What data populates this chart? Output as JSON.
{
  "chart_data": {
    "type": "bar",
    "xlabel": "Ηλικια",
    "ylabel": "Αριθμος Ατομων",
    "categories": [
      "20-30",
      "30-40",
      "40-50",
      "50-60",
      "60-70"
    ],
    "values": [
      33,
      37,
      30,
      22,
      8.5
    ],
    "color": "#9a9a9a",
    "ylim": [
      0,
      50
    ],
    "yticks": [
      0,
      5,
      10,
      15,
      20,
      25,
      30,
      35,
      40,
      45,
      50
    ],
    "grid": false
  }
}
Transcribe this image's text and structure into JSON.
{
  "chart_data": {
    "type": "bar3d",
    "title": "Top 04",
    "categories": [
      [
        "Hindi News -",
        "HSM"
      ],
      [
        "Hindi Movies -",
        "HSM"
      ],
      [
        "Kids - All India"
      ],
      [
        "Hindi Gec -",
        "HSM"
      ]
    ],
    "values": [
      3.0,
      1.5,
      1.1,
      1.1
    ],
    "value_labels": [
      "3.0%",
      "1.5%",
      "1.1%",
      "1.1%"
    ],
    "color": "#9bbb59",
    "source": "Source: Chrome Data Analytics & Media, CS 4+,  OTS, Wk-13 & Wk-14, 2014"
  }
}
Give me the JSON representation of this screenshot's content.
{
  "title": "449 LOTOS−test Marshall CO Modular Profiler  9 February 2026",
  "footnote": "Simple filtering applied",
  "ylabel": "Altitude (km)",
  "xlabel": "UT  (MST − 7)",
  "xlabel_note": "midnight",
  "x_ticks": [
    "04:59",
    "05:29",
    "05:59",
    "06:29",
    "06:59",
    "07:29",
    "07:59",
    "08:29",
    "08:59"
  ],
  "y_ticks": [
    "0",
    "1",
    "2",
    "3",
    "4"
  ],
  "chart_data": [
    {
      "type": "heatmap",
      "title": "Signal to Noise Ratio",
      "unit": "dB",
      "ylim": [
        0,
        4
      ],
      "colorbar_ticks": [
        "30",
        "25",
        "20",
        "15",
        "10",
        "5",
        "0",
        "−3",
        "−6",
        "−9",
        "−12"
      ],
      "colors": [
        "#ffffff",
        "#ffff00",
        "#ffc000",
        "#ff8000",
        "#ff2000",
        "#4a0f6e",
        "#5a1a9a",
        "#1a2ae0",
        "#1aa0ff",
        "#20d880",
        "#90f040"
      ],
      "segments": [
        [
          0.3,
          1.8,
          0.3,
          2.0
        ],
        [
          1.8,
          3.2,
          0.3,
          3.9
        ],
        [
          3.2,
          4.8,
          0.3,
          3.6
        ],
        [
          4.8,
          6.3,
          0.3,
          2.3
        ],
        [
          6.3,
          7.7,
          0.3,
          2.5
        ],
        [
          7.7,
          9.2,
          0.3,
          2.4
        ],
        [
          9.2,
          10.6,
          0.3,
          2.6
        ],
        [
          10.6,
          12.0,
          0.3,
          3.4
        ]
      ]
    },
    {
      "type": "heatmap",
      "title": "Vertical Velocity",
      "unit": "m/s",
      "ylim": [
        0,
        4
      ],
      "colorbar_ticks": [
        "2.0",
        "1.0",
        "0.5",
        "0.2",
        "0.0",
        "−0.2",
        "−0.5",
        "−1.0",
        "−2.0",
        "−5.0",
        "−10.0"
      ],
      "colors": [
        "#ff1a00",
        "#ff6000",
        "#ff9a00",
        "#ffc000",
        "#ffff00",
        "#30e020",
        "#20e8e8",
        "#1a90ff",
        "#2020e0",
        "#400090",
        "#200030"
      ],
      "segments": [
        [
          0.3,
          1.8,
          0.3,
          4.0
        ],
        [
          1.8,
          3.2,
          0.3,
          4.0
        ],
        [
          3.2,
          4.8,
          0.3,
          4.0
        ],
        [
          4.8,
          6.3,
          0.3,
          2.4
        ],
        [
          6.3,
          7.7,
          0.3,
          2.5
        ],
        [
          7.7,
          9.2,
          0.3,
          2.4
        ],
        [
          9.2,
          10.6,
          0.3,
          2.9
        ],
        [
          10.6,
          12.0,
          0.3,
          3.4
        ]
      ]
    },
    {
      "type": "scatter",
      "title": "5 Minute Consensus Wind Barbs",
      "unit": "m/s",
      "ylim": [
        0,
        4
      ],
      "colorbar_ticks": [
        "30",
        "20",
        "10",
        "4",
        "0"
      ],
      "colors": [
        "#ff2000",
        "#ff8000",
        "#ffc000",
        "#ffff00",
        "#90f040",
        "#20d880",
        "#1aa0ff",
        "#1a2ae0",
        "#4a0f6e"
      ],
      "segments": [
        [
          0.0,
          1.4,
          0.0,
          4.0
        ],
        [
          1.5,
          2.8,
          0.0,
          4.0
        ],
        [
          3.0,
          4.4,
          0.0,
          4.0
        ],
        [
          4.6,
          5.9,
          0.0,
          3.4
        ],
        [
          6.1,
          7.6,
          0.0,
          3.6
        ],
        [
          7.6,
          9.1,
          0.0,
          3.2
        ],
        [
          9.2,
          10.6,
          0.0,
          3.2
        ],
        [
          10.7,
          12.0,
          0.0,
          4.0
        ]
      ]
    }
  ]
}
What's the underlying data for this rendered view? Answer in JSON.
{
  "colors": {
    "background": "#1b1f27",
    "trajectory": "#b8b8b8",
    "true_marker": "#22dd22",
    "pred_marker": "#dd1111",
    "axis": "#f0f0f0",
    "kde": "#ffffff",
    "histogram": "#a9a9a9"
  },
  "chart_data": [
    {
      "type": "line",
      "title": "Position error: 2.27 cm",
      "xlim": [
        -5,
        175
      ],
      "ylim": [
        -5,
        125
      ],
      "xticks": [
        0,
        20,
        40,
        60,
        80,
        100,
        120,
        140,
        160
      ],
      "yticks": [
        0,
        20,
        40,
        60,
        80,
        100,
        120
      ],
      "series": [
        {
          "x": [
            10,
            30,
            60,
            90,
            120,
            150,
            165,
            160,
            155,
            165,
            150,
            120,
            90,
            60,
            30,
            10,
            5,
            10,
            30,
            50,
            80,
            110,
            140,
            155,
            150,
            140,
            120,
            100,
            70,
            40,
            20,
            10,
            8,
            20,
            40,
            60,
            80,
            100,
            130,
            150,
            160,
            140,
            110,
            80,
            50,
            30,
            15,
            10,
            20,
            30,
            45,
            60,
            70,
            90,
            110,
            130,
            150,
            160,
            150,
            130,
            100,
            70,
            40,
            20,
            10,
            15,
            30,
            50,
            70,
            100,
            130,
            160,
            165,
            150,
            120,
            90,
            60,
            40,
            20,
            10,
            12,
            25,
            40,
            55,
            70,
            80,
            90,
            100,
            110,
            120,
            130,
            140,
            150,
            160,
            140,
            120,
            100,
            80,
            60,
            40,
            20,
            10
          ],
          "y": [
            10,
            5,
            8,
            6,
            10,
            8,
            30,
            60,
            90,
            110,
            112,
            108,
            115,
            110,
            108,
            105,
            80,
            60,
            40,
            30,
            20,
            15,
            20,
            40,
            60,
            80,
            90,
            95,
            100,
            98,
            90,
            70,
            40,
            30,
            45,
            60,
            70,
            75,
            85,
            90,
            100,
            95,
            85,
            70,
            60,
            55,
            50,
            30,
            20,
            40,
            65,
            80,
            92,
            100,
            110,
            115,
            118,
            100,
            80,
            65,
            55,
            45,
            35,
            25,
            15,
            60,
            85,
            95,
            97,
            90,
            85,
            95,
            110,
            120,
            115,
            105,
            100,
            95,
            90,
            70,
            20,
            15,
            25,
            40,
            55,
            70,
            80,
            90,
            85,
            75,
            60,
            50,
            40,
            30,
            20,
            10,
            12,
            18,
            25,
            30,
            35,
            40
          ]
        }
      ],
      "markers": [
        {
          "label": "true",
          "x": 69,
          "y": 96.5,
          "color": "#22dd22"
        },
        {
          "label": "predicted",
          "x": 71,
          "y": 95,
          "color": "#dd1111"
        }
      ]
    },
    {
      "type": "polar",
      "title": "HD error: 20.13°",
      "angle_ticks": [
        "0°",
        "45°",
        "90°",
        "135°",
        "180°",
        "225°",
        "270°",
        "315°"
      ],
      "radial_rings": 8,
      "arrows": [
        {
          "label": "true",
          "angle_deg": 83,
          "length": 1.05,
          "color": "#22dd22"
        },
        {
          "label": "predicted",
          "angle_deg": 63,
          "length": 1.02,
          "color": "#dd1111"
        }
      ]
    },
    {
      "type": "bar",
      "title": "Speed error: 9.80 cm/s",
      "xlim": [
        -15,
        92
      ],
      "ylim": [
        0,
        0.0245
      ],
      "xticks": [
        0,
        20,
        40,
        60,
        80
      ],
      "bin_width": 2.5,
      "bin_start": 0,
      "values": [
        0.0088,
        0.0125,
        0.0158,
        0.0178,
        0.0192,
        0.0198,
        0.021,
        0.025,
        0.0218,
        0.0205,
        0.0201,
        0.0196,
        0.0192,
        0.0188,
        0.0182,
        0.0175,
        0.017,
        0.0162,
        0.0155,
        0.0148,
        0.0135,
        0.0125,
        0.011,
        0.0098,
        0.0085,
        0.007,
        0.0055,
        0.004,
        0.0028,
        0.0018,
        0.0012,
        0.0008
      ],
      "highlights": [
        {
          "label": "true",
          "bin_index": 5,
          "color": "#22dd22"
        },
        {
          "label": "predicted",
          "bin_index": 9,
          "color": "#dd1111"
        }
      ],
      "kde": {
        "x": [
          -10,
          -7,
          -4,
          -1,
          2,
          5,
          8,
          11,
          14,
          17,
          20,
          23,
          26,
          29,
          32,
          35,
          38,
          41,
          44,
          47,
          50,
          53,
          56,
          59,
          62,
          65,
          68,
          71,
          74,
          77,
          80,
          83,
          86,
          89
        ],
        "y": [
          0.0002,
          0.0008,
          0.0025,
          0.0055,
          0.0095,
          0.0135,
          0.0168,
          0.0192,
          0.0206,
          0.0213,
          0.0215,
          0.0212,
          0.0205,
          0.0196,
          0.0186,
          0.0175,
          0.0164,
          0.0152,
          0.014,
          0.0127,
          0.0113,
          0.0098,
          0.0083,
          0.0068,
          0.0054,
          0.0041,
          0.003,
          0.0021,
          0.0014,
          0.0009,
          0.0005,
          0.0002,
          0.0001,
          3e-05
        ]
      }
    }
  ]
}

_____

**The request**
Give every line of the material that includes the string "error".

**Exercise response**
      "title": "Position error: 2.27 cm",
      "title": "HD error: 20.13°",
      "title": "Speed error: 9.80 cm/s",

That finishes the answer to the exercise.